▶ **What the task requires**: Repeat the following lines exactly and nothing else: the line containing "Enumerate this screenshot's" and each line after it through the end of the listing.

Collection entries
——————

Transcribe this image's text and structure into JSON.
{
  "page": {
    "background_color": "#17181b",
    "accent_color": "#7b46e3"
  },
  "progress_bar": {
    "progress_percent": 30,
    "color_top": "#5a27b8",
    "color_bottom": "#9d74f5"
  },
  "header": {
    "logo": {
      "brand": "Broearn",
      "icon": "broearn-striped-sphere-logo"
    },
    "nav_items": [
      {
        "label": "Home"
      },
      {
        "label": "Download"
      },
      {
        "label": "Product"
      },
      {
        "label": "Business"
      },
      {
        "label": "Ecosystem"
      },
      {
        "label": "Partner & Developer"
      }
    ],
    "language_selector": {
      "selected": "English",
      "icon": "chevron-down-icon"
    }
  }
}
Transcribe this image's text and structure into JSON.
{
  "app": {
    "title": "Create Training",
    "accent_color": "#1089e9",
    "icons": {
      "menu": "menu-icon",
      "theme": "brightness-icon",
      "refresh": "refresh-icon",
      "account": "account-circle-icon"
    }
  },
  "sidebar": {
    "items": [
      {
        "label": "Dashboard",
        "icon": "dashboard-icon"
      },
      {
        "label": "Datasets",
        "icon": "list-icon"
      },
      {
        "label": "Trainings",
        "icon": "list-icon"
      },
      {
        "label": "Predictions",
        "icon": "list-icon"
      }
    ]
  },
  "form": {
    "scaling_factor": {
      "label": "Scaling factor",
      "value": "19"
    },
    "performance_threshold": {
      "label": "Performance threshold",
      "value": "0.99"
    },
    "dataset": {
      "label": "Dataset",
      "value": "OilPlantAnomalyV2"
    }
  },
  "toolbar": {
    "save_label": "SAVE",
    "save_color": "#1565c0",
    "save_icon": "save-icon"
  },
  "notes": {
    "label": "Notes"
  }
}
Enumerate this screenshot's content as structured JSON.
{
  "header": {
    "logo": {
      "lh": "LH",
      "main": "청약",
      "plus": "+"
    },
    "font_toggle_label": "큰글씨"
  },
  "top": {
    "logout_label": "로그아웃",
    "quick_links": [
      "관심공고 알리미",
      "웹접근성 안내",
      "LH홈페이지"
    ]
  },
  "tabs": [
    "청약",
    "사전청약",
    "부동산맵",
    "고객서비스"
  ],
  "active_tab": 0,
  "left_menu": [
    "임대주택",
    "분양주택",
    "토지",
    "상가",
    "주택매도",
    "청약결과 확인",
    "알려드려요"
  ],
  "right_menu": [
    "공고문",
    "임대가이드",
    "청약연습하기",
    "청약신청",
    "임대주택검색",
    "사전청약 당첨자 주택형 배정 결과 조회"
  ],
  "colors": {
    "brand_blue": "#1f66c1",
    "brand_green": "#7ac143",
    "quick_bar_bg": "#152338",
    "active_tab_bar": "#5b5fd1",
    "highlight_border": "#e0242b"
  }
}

——————

▶ **Solution to the exercise**:
Enumerate this screenshot's content as structured JSON.
{
  "header": {
    "logo": {
      "lh": "LH",
      "main": "청약",
      "plus": "+"
    },
    "font_toggle_label": "큰글씨"
  },
  "top": {
    "logout_label": "로그아웃",
    "quick_links": [
      "관심공고 알리미",
      "웹접근성 안내",
      "LH홈페이지"
    ]
  },
  "tabs": [
    "청약",
    "사전청약",
    "부동산맵",
    "고객서비스"
  ],
  "active_tab": 0,
  "left_menu": [
    "임대주택",
    "분양주택",
    "토지",
    "상가",
    "주택매도",
    "청약결과 확인",
    "알려드려요"
  ],
  "right_menu": [
    "공고문",
    "임대가이드",
    "청약연습하기",
    "청약신청",
    "임대주택검색",
    "사전청약 당첨자 주택형 배정 결과 조회"
  ],
  "colors": {
    "brand_blue": "#1f66c1",
    "brand_green": "#7ac143",
    "quick_bar_bg": "#152338",
    "active_tab_bar": "#5b5fd1",
    "highlight_border": "#e0242b"
  }
}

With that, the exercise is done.